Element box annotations
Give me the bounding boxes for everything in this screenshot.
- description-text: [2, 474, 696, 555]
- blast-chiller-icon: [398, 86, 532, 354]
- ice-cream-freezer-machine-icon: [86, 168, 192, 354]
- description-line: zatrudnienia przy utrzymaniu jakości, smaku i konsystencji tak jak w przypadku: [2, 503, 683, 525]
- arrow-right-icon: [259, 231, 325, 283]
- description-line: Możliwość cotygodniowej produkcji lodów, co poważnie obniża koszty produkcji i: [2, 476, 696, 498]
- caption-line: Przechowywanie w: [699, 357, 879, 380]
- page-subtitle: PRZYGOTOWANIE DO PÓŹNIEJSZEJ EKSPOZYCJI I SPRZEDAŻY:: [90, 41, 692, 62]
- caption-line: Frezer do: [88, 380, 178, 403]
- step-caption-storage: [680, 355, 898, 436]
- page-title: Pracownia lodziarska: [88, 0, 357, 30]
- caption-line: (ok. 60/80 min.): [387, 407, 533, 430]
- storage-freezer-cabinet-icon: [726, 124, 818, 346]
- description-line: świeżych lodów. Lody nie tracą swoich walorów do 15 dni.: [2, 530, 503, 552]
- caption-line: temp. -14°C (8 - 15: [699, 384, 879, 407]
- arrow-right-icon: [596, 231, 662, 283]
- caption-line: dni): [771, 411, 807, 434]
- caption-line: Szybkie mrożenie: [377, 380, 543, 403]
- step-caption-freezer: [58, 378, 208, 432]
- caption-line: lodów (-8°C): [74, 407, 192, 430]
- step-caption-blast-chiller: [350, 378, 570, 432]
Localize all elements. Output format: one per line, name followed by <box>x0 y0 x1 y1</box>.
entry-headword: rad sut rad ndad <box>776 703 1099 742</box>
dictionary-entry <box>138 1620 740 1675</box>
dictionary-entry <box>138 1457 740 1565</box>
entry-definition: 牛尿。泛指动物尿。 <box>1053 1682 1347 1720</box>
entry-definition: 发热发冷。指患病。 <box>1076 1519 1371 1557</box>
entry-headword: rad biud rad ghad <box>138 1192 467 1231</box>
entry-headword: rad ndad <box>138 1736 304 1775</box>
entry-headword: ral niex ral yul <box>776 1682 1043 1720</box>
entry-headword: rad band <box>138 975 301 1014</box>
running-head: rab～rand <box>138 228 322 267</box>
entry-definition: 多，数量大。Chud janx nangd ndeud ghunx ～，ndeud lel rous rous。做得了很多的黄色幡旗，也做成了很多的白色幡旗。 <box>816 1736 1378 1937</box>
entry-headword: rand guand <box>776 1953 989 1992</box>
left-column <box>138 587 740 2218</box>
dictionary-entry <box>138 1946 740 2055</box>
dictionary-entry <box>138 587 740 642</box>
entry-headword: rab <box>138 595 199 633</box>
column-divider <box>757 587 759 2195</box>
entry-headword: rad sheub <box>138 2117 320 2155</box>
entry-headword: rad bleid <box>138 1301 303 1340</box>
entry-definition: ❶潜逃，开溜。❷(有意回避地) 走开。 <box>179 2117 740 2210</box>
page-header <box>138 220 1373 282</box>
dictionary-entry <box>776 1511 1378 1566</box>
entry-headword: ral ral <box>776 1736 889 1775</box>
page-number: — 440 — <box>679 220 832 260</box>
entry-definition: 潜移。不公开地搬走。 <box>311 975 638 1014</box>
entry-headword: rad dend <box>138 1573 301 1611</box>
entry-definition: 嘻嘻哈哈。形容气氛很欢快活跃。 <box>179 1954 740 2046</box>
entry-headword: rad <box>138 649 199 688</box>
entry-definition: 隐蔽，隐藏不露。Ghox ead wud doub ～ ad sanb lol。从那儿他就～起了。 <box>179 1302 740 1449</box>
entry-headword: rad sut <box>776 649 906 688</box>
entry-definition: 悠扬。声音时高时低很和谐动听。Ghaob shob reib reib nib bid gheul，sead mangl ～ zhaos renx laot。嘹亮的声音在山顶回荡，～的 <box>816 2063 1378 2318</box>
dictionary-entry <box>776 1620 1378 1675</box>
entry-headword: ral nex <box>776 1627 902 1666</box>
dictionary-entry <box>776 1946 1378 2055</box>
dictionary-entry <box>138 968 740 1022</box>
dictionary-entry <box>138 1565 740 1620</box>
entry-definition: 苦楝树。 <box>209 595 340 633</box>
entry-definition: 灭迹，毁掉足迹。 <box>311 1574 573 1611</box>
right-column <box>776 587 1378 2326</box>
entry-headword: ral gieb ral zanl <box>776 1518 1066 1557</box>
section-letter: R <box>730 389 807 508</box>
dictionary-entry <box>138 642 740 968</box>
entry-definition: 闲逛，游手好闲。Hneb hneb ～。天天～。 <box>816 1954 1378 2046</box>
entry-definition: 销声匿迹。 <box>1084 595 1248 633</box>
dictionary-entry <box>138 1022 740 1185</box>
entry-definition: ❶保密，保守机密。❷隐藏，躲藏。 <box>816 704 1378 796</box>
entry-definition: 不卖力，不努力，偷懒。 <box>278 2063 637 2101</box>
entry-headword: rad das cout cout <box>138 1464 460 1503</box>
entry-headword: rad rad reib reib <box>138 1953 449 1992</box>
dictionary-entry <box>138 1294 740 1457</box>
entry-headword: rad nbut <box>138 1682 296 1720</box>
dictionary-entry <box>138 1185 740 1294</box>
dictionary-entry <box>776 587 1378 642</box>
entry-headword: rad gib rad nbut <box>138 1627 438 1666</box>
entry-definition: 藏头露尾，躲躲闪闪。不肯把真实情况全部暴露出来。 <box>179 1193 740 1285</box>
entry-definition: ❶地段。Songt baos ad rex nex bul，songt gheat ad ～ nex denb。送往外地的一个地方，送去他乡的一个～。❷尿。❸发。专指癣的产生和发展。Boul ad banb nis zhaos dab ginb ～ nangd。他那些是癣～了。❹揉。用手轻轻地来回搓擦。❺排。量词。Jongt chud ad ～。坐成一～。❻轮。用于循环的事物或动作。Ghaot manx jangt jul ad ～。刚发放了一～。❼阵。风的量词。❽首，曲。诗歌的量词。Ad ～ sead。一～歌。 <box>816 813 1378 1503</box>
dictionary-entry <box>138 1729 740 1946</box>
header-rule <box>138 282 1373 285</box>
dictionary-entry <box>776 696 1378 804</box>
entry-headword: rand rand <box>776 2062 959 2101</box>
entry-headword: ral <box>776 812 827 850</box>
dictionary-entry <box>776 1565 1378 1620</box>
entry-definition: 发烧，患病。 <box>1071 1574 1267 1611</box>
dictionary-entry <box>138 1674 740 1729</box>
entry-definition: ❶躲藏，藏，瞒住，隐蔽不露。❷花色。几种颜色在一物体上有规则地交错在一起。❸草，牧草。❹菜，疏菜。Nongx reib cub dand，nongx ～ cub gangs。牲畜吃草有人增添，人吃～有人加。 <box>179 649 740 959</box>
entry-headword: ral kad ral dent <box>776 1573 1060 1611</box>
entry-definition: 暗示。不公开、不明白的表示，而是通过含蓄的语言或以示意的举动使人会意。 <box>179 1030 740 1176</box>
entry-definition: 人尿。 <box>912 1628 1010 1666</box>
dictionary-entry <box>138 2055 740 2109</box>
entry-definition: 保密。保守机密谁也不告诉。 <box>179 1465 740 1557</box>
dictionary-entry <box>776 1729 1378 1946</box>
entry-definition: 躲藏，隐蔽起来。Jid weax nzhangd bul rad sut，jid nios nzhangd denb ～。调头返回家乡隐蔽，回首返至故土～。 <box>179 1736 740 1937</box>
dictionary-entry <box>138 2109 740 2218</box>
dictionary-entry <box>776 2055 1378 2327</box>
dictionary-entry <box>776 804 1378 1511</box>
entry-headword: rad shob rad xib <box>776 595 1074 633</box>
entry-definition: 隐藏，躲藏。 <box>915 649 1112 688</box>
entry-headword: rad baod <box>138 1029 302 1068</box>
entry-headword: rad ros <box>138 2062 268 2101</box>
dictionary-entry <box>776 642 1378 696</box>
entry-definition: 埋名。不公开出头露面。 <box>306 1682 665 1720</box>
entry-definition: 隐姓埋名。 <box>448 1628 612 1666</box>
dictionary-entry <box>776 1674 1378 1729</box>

WHAT IS ASKED
Extract the lines of the records word for word, starting at the first line of the records and ending at the line that contains "entry-headword: rad sut rad", with both of those lines included.

COMPLETED EXERCISE
Give me the bounding boxes for everything in this screenshot.
- description-text: [2, 474, 696, 555]
- blast-chiller-icon: [398, 86, 532, 354]
- ice-cream-freezer-machine-icon: [86, 168, 192, 354]
- description-line: zatrudnienia przy utrzymaniu jakości, smaku i konsystencji tak jak w przypadku: [2, 503, 683, 525]
- arrow-right-icon: [259, 231, 325, 283]
- description-line: Możliwość cotygodniowej produkcji lodów, co poważnie obniża koszty produkcji i: [2, 476, 696, 498]
- caption-line: Przechowywanie w: [699, 357, 879, 380]
- page-subtitle: PRZYGOTOWANIE DO PÓŹNIEJSZEJ EKSPOZYCJI I SPRZEDAŻY:: [90, 41, 692, 62]
- caption-line: Frezer do: [88, 380, 178, 403]
- step-caption-storage: [680, 355, 898, 436]
- page-title: Pracownia lodziarska: [88, 0, 357, 30]
- caption-line: (ok. 60/80 min.): [387, 407, 533, 430]
- storage-freezer-cabinet-icon: [726, 124, 818, 346]
- description-line: świeżych lodów. Lody nie tracą swoich walorów do 15 dni.: [2, 530, 503, 552]
- caption-line: temp. -14°C (8 - 15: [699, 384, 879, 407]
- arrow-right-icon: [596, 231, 662, 283]
- caption-line: dni): [771, 411, 807, 434]
- caption-line: Szybkie mrożenie: [377, 380, 543, 403]
- step-caption-freezer: [58, 378, 208, 432]
- caption-line: lodów (-8°C): [74, 407, 192, 430]
- step-caption-blast-chiller: [350, 378, 570, 432]
Localize all elements. Output format: one per line, name followed by <box>x0 y0 x1 y1</box>.
entry-headword: rad sut rad ndad <box>776 703 1099 742</box>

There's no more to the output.